INPUT RECORDS =
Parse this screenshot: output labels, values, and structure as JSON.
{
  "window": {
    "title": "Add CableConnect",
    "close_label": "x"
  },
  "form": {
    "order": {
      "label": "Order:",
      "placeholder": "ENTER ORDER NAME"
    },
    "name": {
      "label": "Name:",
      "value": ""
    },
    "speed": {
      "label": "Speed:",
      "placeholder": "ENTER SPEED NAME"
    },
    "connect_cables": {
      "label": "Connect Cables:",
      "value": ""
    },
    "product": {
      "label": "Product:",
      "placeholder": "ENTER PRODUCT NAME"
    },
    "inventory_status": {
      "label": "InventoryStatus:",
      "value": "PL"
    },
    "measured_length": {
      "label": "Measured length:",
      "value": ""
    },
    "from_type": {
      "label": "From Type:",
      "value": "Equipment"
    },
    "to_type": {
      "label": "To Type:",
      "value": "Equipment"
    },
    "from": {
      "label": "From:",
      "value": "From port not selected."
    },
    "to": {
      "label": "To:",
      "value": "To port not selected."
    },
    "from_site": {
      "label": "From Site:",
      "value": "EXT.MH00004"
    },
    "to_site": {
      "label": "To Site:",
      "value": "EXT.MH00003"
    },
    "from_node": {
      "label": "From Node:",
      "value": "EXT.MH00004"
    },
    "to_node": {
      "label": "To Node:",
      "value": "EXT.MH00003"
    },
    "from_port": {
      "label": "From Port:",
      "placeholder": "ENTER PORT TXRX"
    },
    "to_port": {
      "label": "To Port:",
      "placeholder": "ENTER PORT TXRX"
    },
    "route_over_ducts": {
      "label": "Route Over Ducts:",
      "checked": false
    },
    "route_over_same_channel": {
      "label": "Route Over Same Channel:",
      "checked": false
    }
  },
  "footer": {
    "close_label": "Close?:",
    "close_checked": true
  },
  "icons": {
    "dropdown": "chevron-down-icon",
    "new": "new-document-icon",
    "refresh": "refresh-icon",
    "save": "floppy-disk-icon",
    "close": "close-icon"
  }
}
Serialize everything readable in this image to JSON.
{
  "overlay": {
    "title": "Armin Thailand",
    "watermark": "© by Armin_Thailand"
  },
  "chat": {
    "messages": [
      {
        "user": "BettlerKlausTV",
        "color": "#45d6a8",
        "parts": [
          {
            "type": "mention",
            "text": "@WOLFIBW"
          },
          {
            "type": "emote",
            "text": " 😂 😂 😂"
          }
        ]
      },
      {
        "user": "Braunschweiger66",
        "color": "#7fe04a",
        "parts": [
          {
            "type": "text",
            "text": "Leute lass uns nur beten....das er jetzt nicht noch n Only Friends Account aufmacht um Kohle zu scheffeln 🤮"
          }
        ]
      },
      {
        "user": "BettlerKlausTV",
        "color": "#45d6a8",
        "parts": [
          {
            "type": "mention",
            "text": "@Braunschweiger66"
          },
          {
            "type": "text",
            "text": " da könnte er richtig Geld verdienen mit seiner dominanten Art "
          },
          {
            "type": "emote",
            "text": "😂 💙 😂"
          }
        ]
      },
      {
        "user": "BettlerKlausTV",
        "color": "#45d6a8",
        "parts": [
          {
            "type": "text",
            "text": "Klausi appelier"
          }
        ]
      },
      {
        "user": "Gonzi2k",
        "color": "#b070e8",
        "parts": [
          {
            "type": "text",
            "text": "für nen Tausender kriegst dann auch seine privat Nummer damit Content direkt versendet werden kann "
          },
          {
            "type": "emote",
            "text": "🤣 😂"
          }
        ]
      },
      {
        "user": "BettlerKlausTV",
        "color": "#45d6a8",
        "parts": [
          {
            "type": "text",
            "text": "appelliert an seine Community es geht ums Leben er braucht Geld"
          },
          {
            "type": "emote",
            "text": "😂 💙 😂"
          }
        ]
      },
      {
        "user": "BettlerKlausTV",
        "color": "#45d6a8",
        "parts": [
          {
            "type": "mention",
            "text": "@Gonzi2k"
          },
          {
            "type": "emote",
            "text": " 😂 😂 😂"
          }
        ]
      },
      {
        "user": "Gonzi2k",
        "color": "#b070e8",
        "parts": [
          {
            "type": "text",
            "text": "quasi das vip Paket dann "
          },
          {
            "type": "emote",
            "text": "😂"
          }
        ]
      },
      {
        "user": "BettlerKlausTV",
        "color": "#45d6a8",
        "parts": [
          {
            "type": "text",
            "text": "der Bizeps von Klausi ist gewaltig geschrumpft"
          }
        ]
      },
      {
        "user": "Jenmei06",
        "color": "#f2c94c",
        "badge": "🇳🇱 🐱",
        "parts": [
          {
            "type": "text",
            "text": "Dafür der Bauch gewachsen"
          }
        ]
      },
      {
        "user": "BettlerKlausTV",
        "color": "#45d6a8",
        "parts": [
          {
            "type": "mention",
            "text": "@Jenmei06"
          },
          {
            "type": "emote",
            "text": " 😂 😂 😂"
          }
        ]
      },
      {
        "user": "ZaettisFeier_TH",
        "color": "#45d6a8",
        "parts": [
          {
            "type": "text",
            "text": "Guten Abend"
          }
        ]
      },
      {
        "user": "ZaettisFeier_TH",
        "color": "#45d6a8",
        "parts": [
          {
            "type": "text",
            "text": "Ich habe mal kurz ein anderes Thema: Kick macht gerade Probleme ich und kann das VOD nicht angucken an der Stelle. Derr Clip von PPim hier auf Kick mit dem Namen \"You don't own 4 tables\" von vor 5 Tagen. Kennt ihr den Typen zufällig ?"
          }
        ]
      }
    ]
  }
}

WHAT YOU NEED TO DO = From the records above, extract everything verbatim.

REPLY TO THE EXERCISE =
Parse this screenshot: output labels, values, and structure as JSON.
{
  "window": {
    "title": "Add CableConnect",
    "close_label": "x"
  },
  "form": {
    "order": {
      "label": "Order:",
      "placeholder": "ENTER ORDER NAME"
    },
    "name": {
      "label": "Name:",
      "value": ""
    },
    "speed": {
      "label": "Speed:",
      "placeholder": "ENTER SPEED NAME"
    },
    "connect_cables": {
      "label": "Connect Cables:",
      "value": ""
    },
    "product": {
      "label": "Product:",
      "placeholder": "ENTER PRODUCT NAME"
    },
    "inventory_status": {
      "label": "InventoryStatus:",
      "value": "PL"
    },
    "measured_length": {
      "label": "Measured length:",
      "value": ""
    },
    "from_type": {
      "label": "From Type:",
      "value": "Equipment"
    },
    "to_type": {
      "label": "To Type:",
      "value": "Equipment"
    },
    "from": {
      "label": "From:",
      "value": "From port not selected."
    },
    "to": {
      "label": "To:",
      "value": "To port not selected."
    },
    "from_site": {
      "label": "From Site:",
      "value": "EXT.MH00004"
    },
    "to_site": {
      "label": "To Site:",
      "value": "EXT.MH00003"
    },
    "from_node": {
      "label": "From Node:",
      "value": "EXT.MH00004"
    },
    "to_node": {
      "label": "To Node:",
      "value": "EXT.MH00003"
    },
    "from_port": {
      "label": "From Port:",
      "placeholder": "ENTER PORT TXRX"
    },
    "to_port": {
      "label": "To Port:",
      "placeholder": "ENTER PORT TXRX"
    },
    "route_over_ducts": {
      "label": "Route Over Ducts:",
      "checked": false
    },
    "route_over_same_channel": {
      "label": "Route Over Same Channel:",
      "checked": false
    }
  },
  "footer": {
    "close_label": "Close?:",
    "close_checked": true
  },
  "icons": {
    "dropdown": "chevron-down-icon",
    "new": "new-document-icon",
    "refresh": "refresh-icon",
    "save": "floppy-disk-icon",
    "close": "close-icon"
  }
}
Serialize everything readable in this image to JSON.
{
  "overlay": {
    "title": "Armin Thailand",
    "watermark": "© by Armin_Thailand"
  },
  "chat": {
    "messages": [
      {
        "user": "BettlerKlausTV",
        "color": "#45d6a8",
        "parts": [
          {
            "type": "mention",
            "text": "@WOLFIBW"
          },
          {
            "type": "emote",
            "text": " 😂 😂 😂"
          }
        ]
      },
      {
        "user": "Braunschweiger66",
        "color": "#7fe04a",
        "parts": [
          {
            "type": "text",
            "text": "Leute lass uns nur beten....das er jetzt nicht noch n Only Friends Account aufmacht um Kohle zu scheffeln 🤮"
          }
        ]
      },
      {
        "user": "BettlerKlausTV",
        "color": "#45d6a8",
        "parts": [
          {
            "type": "mention",
            "text": "@Braunschweiger66"
          },
          {
            "type": "text",
            "text": " da könnte er richtig Geld verdienen mit seiner dominanten Art "
          },
          {
            "type": "emote",
            "text": "😂 💙 😂"
          }
        ]
      },
      {
        "user": "BettlerKlausTV",
        "color": "#45d6a8",
        "parts": [
          {
            "type": "text",
            "text": "Klausi appelier"
          }
        ]
      },
      {
        "user": "Gonzi2k",
        "color": "#b070e8",
        "parts": [
          {
            "type": "text",
            "text": "für nen Tausender kriegst dann auch seine privat Nummer damit Content direkt versendet werden kann "
          },
          {
            "type": "emote",
            "text": "🤣 😂"
          }
        ]
      },
      {
        "user": "BettlerKlausTV",
        "color": "#45d6a8",
        "parts": [
          {
            "type": "text",
            "text": "appelliert an seine Community es geht ums Leben er braucht Geld"
          },
          {
            "type": "emote",
            "text": "😂 💙 😂"
          }
        ]
      },
      {
        "user": "BettlerKlausTV",
        "color": "#45d6a8",
        "parts": [
          {
            "type": "mention",
            "text": "@Gonzi2k"
          },
          {
            "type": "emote",
            "text": " 😂 😂 😂"
          }
        ]
      },
      {
        "user": "Gonzi2k",
        "color": "#b070e8",
        "parts": [
          {
            "type": "text",
            "text": "quasi das vip Paket dann "
          },
          {
            "type": "emote",
            "text": "😂"
          }
        ]
      },
      {
        "user": "BettlerKlausTV",
        "color": "#45d6a8",
        "parts": [
          {
            "type": "text",
            "text": "der Bizeps von Klausi ist gewaltig geschrumpft"
          }
        ]
      },
      {
        "user": "Jenmei06",
        "color": "#f2c94c",
        "badge": "🇳🇱 🐱",
        "parts": [
          {
            "type": "text",
            "text": "Dafür der Bauch gewachsen"
          }
        ]
      },
      {
        "user": "BettlerKlausTV",
        "color": "#45d6a8",
        "parts": [
          {
            "type": "mention",
            "text": "@Jenmei06"
          },
          {
            "type": "emote",
            "text": " 😂 😂 😂"
          }
        ]
      },
      {
        "user": "ZaettisFeier_TH",
        "color": "#45d6a8",
        "parts": [
          {
            "type": "text",
            "text": "Guten Abend"
          }
        ]
      },
      {
        "user": "ZaettisFeier_TH",
        "color": "#45d6a8",
        "parts": [
          {
            "type": "text",
            "text": "Ich habe mal kurz ein anderes Thema: Kick macht gerade Probleme ich und kann das VOD nicht angucken an der Stelle. Derr Clip von PPim hier auf Kick mit dem Namen \"You don't own 4 tables\" von vor 5 Tagen. Kennt ihr den Typen zufällig ?"
          }
        ]
      }
    ]
  }
}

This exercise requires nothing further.